TEXTE FOURNI ▸
▼
« Travaillez ! Consommez ! Obéissez ! »
Ce qui semble être une description de la réalité sociale de l'Occident du 21ème siècle sont les ordres donnés par les extraterrestres dans le film « Invasion Los Angeles » de John Carpenter, sorti en 1988. Ce fait n'est pas non plus un hasard, mais bien intentionnel. Comme Carpenter l'a expliqué dans une interview, le film a été réalisé à partir de la nouvelle de science-fiction 8 o'clock in the morning (en français: Les fascinateurs) de Ray Faraday Nelson de 1963, qui a été adaptée en bande dessinée par Bill Wray en 1986 [1] , non pas dans l'intention de créer un film d'action ou de science-fiction, mais comme un documentaire [2] sur les États-Unis dans les années 1980 et en particulier sur la révolution « (néo)conservatrice » de Ronald Reagan.
La révolution de Reagan et le néolibéralisme comme thème principal de « They Live » (Invasion Los Angeles)
C'est à cette époque que le néolibéralisme s'est pleinement imposé en Occident. Alors que les élites occidentales s'efforçaient auparavant de dompter le capitalisme, dans le cadre de la lutte inter-systèmes qu'était la guerre froide, afin de maintenir la loyauté de leurs propres travailleurs envers le libéralisme, l'expérience sociale des « Chicago Boys », qui avaient tenté une expérience sur le terrain au Chili sous la dictature de Pinochet, et donc un capitalisme désormais débridé, s'est imposée. Les prestations sociales ont été supprimées, les marchés dérégulés, les entreprises publiques privatisées et des millions de personnes transformées en working poor, des travailleurs qui vivaient au jour le jour.
▲
ENTRÉES FOURNIES ▸
▼
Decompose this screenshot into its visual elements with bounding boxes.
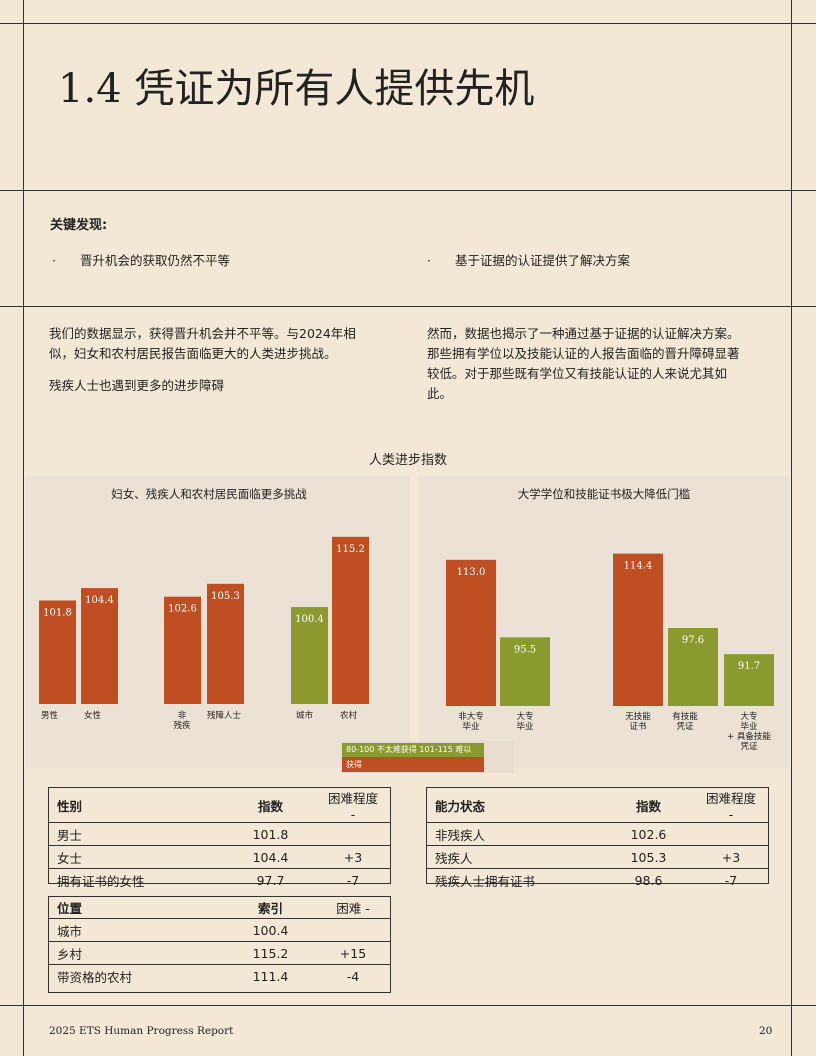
chart-heading: 人类进步指数 [368, 453, 447, 468]
category-label: 城市 [296, 710, 314, 721]
left-paragraph-2: 残疾人士也遇到更多的进步障碍 [49, 378, 225, 393]
category-label: 大专毕业+ 具备技能凭证 [727, 711, 771, 752]
table-row: 女士 104.4 +3 [49, 845, 390, 869]
bar-value-label: 105.3 [211, 591, 240, 602]
frame-line [0, 23, 816, 24]
bar-value-label: 114.4 [624, 561, 653, 572]
frame-line [0, 306, 816, 307]
key-finding-item: · 晋升机会的获取仍然不平等 [52, 253, 231, 268]
bar [446, 559, 496, 706]
location-table: 位置 索引 困难 - 城市 100.4 乡村 115.2 +15 带资格的农村 111.… [48, 896, 391, 993]
bar [724, 654, 774, 706]
category-label: 男性 [41, 710, 59, 721]
bar [39, 600, 76, 704]
frame-line [0, 190, 816, 191]
category-label: 有技能凭证 [672, 711, 698, 732]
chart-legend: 80-100 不太难获得 101-115 难以 获得 [340, 741, 514, 773]
category-label: 非残疾 [173, 710, 191, 731]
bar [613, 553, 663, 706]
table-header: 能力状态 [427, 788, 603, 823]
bar-value-label: 113.0 [457, 567, 486, 578]
gender-table: 性别 指数 困难程度 - 男士 101.8 女士 104.4 +3 拥有证书的女性 97… [48, 787, 391, 889]
table-row: 拥有证书的女性 97.7 -7 [57, 872, 360, 889]
bar [164, 596, 201, 704]
category-label: 大专毕业 [516, 711, 533, 732]
chart-title-right: 大学学位和技能证书极大降低门槛 [517, 487, 691, 501]
footer-page-number: 20 [759, 1025, 773, 1037]
table-row: 非残疾人 102.6 [427, 822, 768, 846]
bar-value-label: 102.6 [168, 604, 197, 615]
category-label: 无技能证书 [625, 711, 651, 732]
table-header: 困难程度 - [694, 788, 768, 823]
bar [668, 628, 718, 706]
bar [207, 583, 244, 704]
page-title: 1.4 凭证为所有人提供先机 [58, 66, 535, 112]
category-label: 女性 [84, 710, 102, 721]
table-row: 残疾人 105.3 +3 [427, 845, 768, 869]
table-row: 男士 101.8 [49, 822, 390, 846]
table-header: 困难 - [316, 897, 390, 919]
bar [81, 588, 118, 704]
table-row: 带资格的农村 111.4 -4 [57, 968, 360, 985]
bar-value-label: 101.8 [43, 607, 72, 618]
table-row: 乡村 115.2 +15 [49, 941, 390, 965]
table-header: 性别 [49, 788, 225, 823]
frame-line [791, 0, 792, 1056]
table-header: 指数 [225, 788, 316, 823]
category-label: 非大专毕业 [458, 711, 484, 732]
frame-line [0, 1005, 816, 1006]
footer-report-name: 2025 ETS Human Progress Report [49, 1025, 234, 1037]
bar-value-label: 97.6 [682, 635, 704, 646]
bar-value-label: 91.7 [738, 661, 760, 672]
bar-value-label: 104.4 [85, 595, 114, 606]
table-header: 索引 [225, 897, 316, 919]
bar [500, 637, 550, 706]
bar [291, 607, 328, 704]
category-label: 农村 [340, 710, 358, 721]
category-label: 残障人士 [207, 710, 242, 721]
key-finding-item: · 基于证据的认证提供了解决方案 [427, 253, 631, 268]
legend-orange: 获得 [342, 757, 484, 772]
left-paragraph: 我们的数据显示，获得晋升机会并不平等。与2024年相似，妇女和农村居民报告面临更… [49, 326, 356, 361]
table-row: 残疾人士拥有证书 98.6 -7 [435, 872, 738, 889]
table-header: 位置 [49, 897, 225, 919]
chart-title-left: 妇女、残疾人和农村居民面临更多挑战 [111, 487, 307, 501]
bar-value-label: 95.5 [514, 644, 536, 655]
bar [332, 536, 369, 704]
bar-value-label: 115.2 [336, 544, 365, 555]
key-findings-label: 关键发现: [50, 218, 108, 233]
ability-table: 能力状态 指数 困难程度 - 非残疾人 102.6 残疾人 105.3 +3 残疾人士… [426, 787, 769, 889]
bar-value-label: 100.4 [295, 614, 324, 625]
table-header: 困难程度 - [316, 788, 390, 823]
frame-line [23, 0, 24, 1056]
legend-green: 80-100 不太难获得 101-115 难以 [342, 743, 484, 757]
right-paragraph: 然而，数据也揭示了一种通过基于证据的认证解决方案。那些拥有学位以及技能认证的人报… [427, 326, 740, 401]
table-row: 城市 100.4 [49, 918, 390, 942]
table-header: 指数 [603, 788, 694, 823]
▲
DÉFIS ▸
1. D'après le texte sur le film « Invasion Los Angeles », en quelle année ce film de John Carpenter est-il sorti ?
2. Repérez dans les entrées chaque ligne qui contient la chaîne « title », puis recopiez ces lignes.

TÂCHES RÉSOLUES ▸
1. En 1988.

2.
chart-title-right: 大学学位和技能证书极大降低门槛 [517, 487, 691, 501]
page-title: 1.4 凭证为所有人提供先机 [58, 66, 535, 112]
chart-title-left: 妇女、残疾人和农村居民面临更多挑战 [111, 487, 307, 501]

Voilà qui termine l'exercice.